• DATASET EXTRACT
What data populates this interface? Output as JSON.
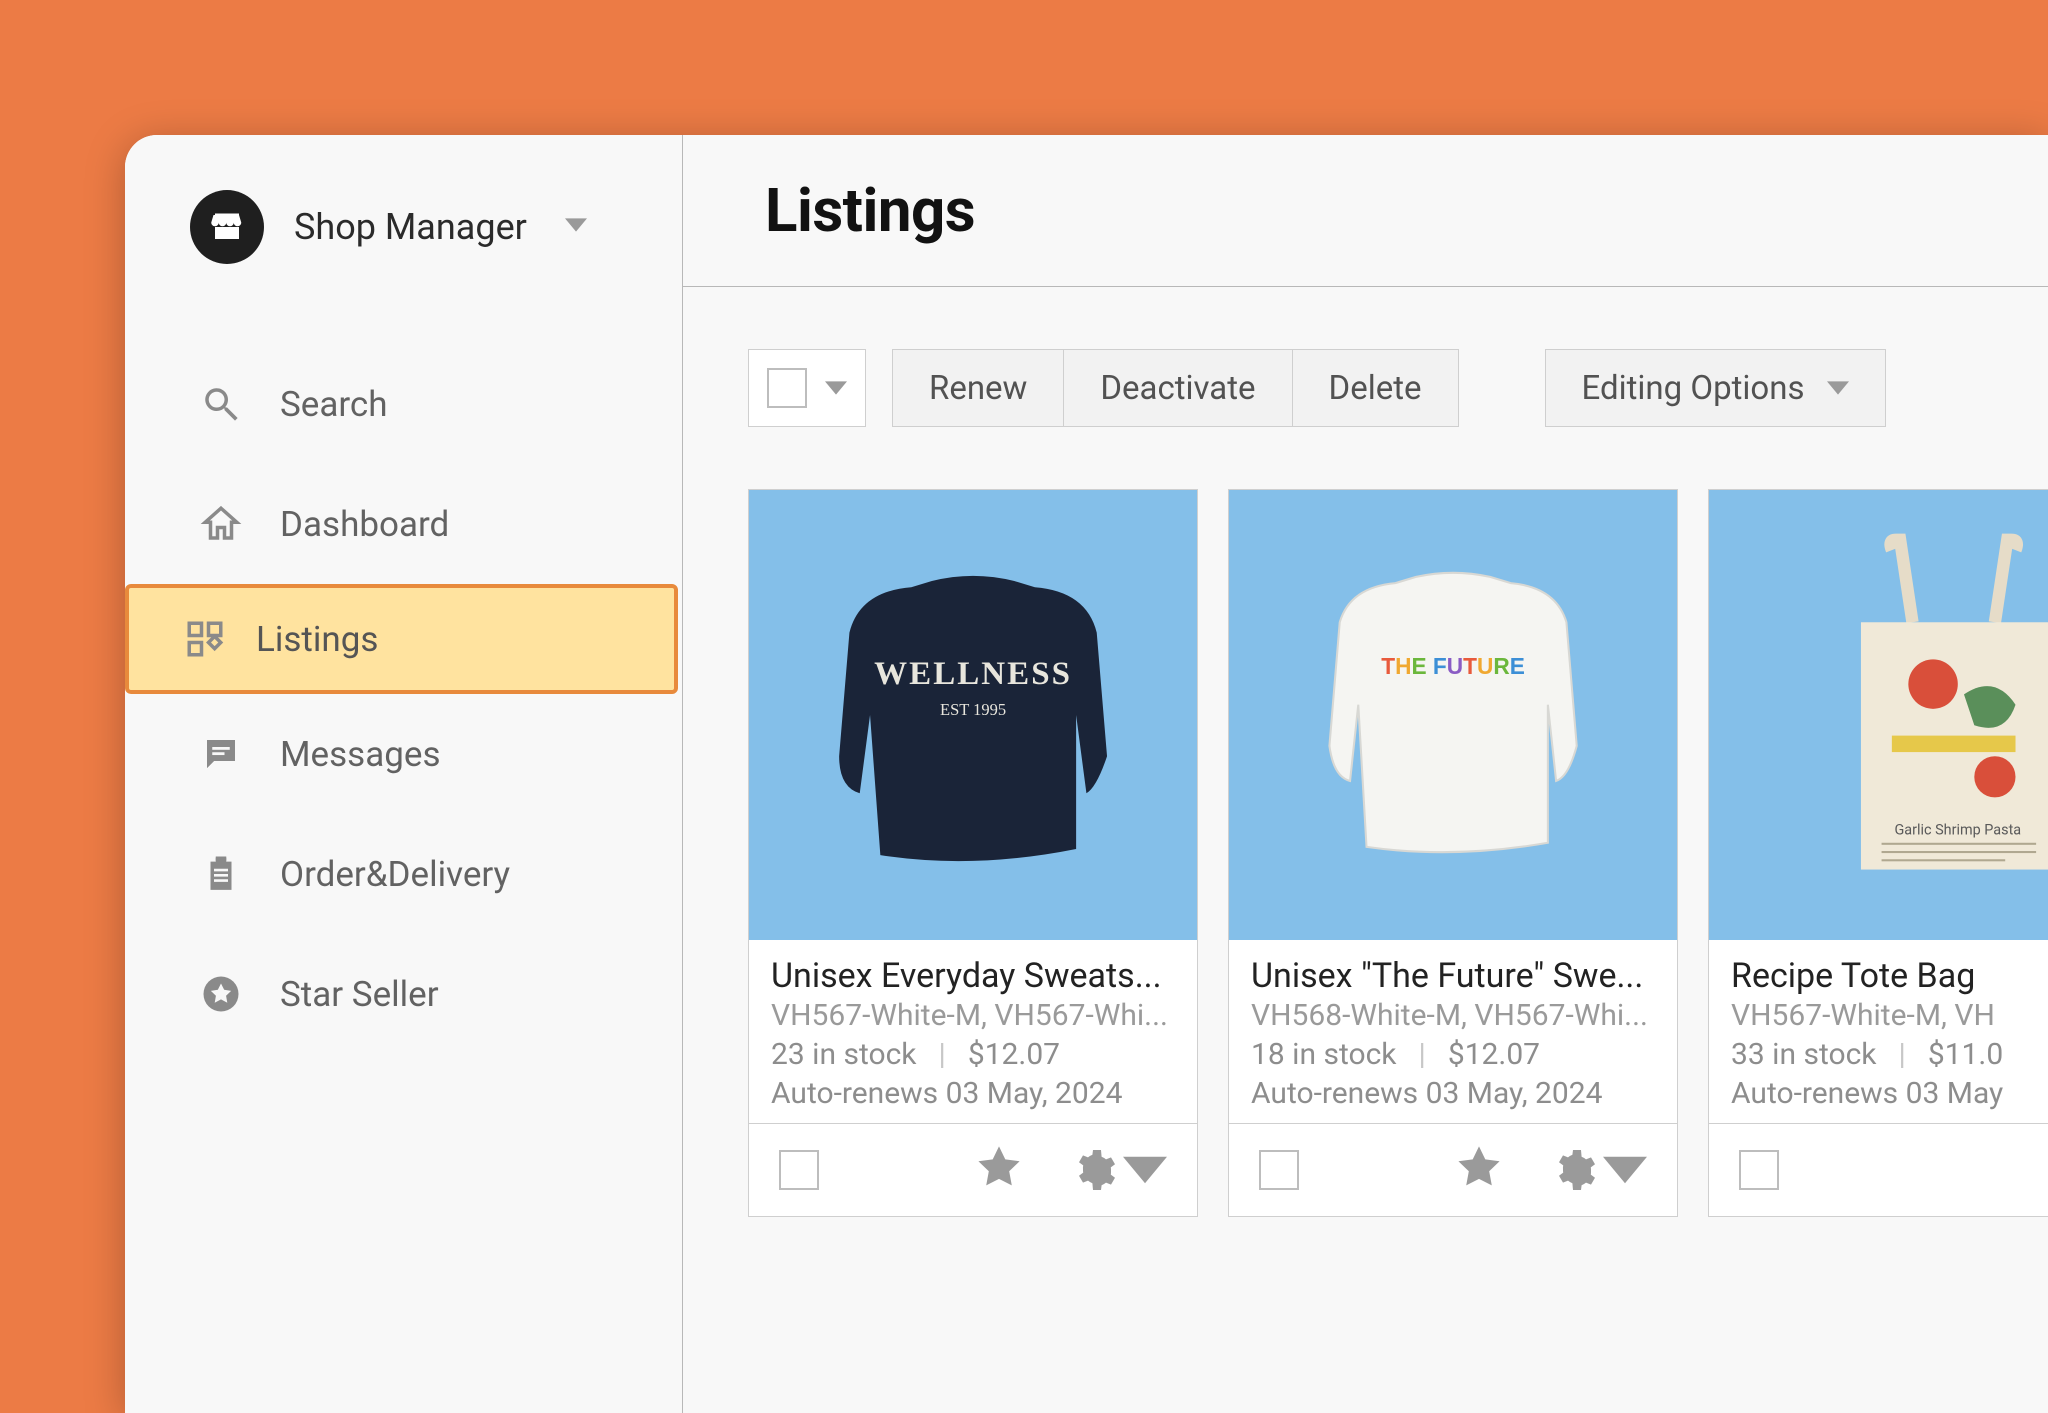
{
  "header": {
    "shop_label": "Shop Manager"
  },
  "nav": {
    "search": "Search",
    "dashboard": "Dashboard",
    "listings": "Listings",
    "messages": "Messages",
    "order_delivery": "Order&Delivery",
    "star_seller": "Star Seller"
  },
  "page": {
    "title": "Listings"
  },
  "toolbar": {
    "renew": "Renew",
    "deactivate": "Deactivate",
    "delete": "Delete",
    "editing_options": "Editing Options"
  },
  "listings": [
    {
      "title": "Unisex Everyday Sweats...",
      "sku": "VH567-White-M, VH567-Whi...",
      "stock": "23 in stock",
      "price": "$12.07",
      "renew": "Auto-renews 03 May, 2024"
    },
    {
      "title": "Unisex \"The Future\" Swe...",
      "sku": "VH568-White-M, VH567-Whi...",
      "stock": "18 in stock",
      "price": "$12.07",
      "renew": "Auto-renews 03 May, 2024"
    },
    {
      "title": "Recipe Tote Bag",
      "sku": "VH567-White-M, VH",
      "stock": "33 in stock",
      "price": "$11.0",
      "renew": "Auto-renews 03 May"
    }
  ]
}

* * *

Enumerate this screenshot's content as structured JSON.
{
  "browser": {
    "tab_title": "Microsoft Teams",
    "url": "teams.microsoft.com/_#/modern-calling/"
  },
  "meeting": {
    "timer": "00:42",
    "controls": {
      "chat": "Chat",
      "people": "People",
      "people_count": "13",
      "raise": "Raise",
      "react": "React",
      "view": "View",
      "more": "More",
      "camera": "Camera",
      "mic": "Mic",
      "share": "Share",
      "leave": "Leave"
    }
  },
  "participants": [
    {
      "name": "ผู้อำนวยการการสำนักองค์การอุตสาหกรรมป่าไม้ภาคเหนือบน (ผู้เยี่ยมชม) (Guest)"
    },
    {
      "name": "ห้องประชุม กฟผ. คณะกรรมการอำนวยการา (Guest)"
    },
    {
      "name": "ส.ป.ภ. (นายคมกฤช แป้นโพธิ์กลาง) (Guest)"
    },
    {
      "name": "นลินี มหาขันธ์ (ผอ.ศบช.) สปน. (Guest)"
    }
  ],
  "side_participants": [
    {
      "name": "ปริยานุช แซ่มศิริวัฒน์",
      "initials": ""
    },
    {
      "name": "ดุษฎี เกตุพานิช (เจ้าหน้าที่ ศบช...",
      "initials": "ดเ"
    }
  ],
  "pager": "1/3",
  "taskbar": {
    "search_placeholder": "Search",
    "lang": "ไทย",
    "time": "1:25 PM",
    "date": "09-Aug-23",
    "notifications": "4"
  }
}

• AIM
Where a line contains the string "stock", extract that line.

• RESULT FOR THIS TASK
      "stock": "23 in stock",
      "stock": "18 in stock",
      "stock": "33 in stock",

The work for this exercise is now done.